Set tasks>
a – In the text on Malaysia's 2025 budget proposal, from what date will the expanded Sales and Services Tax measures take effect?
b – Write the next part of the text on Malaysia's 2025 budget proposal, starting after its final sentence.

Malaysian Ministry of Finance 2025 Budget Proposal

On October 18, 2024, the Malaysian Ministry of Finance presented its 2025 Budget Speech, introducing several notable changes to the country’s tax regime aimed at broadening the tax base and enhancing revenue collection. These proposals reflect Malaysia’s ongoing efforts to optimise its fiscal position while adjusting to evolving economic needs.

However, no mention was made of the reintroduction of Malaysian GST which had been rumoured.

One of the central pillars of the 2025 budget is the expansion of the Sales and Services Tax (SST) framework, specifically in the areas of non-essential goods and business-to-business (B2B) services. Starting May 1, 2025, the Malaysian government will implement the following measures:

  1. Expansion of Sales Tax to Non-Essential Goods:
    The sales tax regime, previously focused on essential goods, will be expanded to include non-essential goods. This policy shift reflects a broader strategy to widen the tax base and align the sales tax structure with modern consumption patterns. Non-essential goods typically refer to luxury items, discretionary consumer products, or items not considered necessities. By taxing these goods, the government aims to ensure that its tax system captures a broader range of economic activities, particularly those in sectors with higher disposable incomes.
  2. Extension of Service Tax to B2B Commercial Services:
    In addition to expanding the sales tax, the 2025 budget proposes to extend the service tax to encompass B2B commercial services. Historically, Malaysia’s service tax has been primarily applied to final consumers, leaving many B2B transactions outside the tax net. By broadening the scope of taxable services to include those that occur between businesses, the Ministry of Finance seeks to close loopholes and ensure that taxation better reflects the full spectrum of economic interactions. This extension is designed to improve tax neutrality and reduce distortions between different sectors of the economy. It may also bring Malaysia more in line with global best practices, where B2B services are often included in the tax base to prevent cascading tax effects and promote transparency in taxation.

Data section>

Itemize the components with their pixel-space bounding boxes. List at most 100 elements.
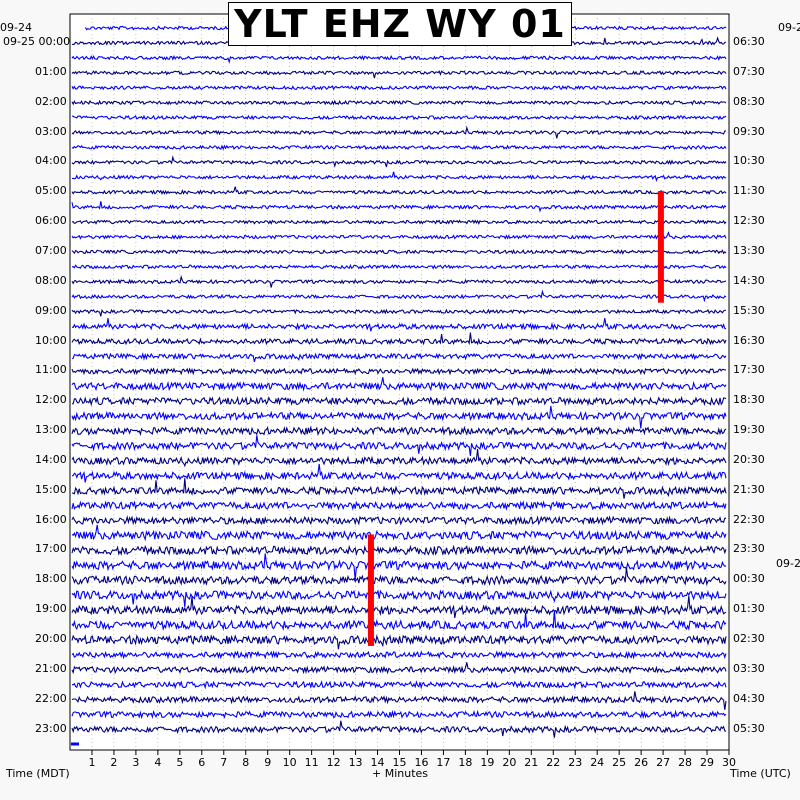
x-tick-label: 3 [132, 756, 139, 769]
seismic-trace-line [71, 435, 727, 456]
seismic-trace-line [71, 596, 727, 618]
seismic-trace-line [71, 70, 727, 79]
right-hour-label: 17:30 [733, 363, 765, 377]
x-tick-label: 27 [656, 756, 670, 769]
seismic-trace-line [71, 610, 727, 632]
left-hour-label: 16:00 [35, 512, 67, 526]
seismic-trace-line [71, 308, 727, 317]
seismic-trace-line [71, 99, 727, 106]
seismic-trace-line [71, 318, 727, 332]
seismic-trace-line [71, 249, 727, 255]
right-top-date: 09-2 [778, 21, 800, 34]
seismic-trace-line [71, 171, 727, 183]
seismic-trace-line [71, 634, 727, 650]
left-hour-label: 22:00 [35, 691, 67, 705]
x-tick-label: 30 [722, 756, 736, 769]
x-tick-label: 28 [678, 756, 692, 769]
right-hour-label: 14:30 [733, 273, 765, 287]
left-hour-label: 01:00 [35, 64, 67, 78]
seismic-trace-line [71, 351, 727, 363]
x-tick-label: 8 [242, 756, 249, 769]
seismic-trace-line [71, 425, 727, 437]
right-hour-label: 21:30 [733, 482, 765, 496]
x-tick-label: 4 [154, 756, 161, 769]
x-axis-label: + Minutes [372, 767, 429, 780]
seismic-trace-line [71, 544, 727, 557]
x-tick-label: 22 [546, 756, 560, 769]
chart-title: YLT EHZ WY 01 [234, 2, 566, 46]
seismic-trace-line [71, 219, 727, 225]
left-hour-label: 21:00 [35, 661, 67, 675]
x-tick-label: 29 [700, 756, 714, 769]
x-tick-label: 24 [590, 756, 604, 769]
seismic-trace-line [71, 463, 727, 483]
left-hour-label: 08:00 [35, 273, 67, 287]
left-hour-label: 09:00 [35, 303, 67, 317]
right-hour-label: 15:30 [733, 303, 765, 317]
seismic-trace-line [71, 155, 727, 168]
seismic-trace-line [71, 289, 727, 303]
seismic-trace-line [71, 274, 727, 288]
left-hour-label: 17:00 [35, 542, 67, 556]
x-tick-label: 12 [327, 756, 341, 769]
right-mid-date: 09-2 [776, 557, 800, 570]
seismic-trace-line [71, 114, 727, 121]
x-tick-label: 1 [88, 756, 95, 769]
left-hour-label: 05:00 [35, 184, 67, 198]
right-hour-label: 23:30 [733, 542, 765, 556]
x-tick-label: 2 [110, 756, 117, 769]
right-hour-label: 00:30 [733, 572, 765, 586]
right-hour-label: 16:30 [733, 333, 765, 347]
x-tick-label: 23 [568, 756, 582, 769]
x-tick-label: 5 [176, 756, 183, 769]
seismic-trace-line [71, 449, 727, 468]
left-hour-label: 15:00 [35, 482, 67, 496]
seismic-trace-line [71, 201, 727, 213]
left-top-date: 09-24 [0, 21, 32, 34]
x-tick-label: 11 [305, 756, 319, 769]
right-hour-label: 02:30 [733, 632, 765, 645]
seismic-trace-line [71, 524, 727, 542]
seismic-trace-line [71, 650, 727, 660]
left-hour-label: 11:00 [35, 363, 67, 377]
seismic-trace-line [71, 478, 727, 499]
x-tick-label: 10 [283, 756, 297, 769]
seismic-trace-line [71, 691, 727, 710]
event-marker [367, 534, 374, 646]
seismic-trace-line [71, 720, 727, 738]
right-hour-label: 03:30 [733, 661, 765, 675]
seismic-trace-line [71, 263, 727, 270]
left-hour-label: 07:00 [35, 243, 67, 257]
x-tick-label: 15 [393, 756, 407, 769]
right-hour-label: 01:30 [733, 602, 765, 616]
seismic-trace-line [71, 332, 727, 346]
seismic-trace-line [71, 144, 727, 151]
right-hour-label: 08:30 [733, 94, 765, 108]
seismic-trace-line [71, 680, 727, 690]
right-hour-label: 22:30 [733, 512, 765, 526]
left-hour-label: 14:00 [35, 452, 67, 466]
left-hour-label: 03:00 [35, 124, 67, 138]
right-hour-label: 18:30 [733, 393, 765, 407]
x-tick-label: 7 [220, 756, 227, 769]
right-hour-label: 20:30 [733, 452, 765, 466]
right-hour-label: 19:30 [733, 423, 765, 437]
left-hour-label: 20:00 [35, 632, 67, 645]
right-hour-label: 12:30 [733, 214, 765, 228]
seismic-trace-line [71, 709, 727, 720]
left-hour-label: 02:00 [35, 94, 67, 108]
left-hour-label: 12:00 [35, 393, 67, 407]
left-hour-label: 13:00 [35, 423, 67, 437]
x-tick-label: 18 [458, 756, 472, 769]
right-axis-label: Time (UTC) [730, 767, 791, 780]
seismic-trace-line [71, 567, 727, 587]
left-hour-label: 06:00 [35, 214, 67, 228]
right-hour-label: 11:30 [733, 184, 765, 198]
x-tick-label: 16 [414, 756, 428, 769]
x-tick-label: 21 [524, 756, 538, 769]
x-tick-label: 6 [198, 756, 205, 769]
left-hour-label: 18:00 [35, 572, 67, 586]
x-tick-label: 20 [502, 756, 516, 769]
seismic-trace-line [71, 125, 727, 139]
seismic-trace-line [71, 589, 727, 608]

Answers for the exercise>
a – May 1, 2025.

b –
These adjustments come as part of a broader fiscal reform agenda that balances the need for enhanced revenue generation with a commitment to ensuring economic growth and development.

Malaysia’s Sales and Services Tax (SST)

SST was reintroduced in September 2018 after the Goods and Services Tax (GST), which had been implemented in 2015, was repealed. The SST regime replaced GST as part of the new government’s policy direction at the time, underpinned by political and economic considerations.

Structure of SST

Malaysia’s SST is composed of two elements:

  • Sales Tax: Levied on the manufacture or importation of taxable goods, with rates typically ranging from 5% to 10%. The sales tax applies only at a single stage, usually when the goods are first sold by a manufacturer or importer.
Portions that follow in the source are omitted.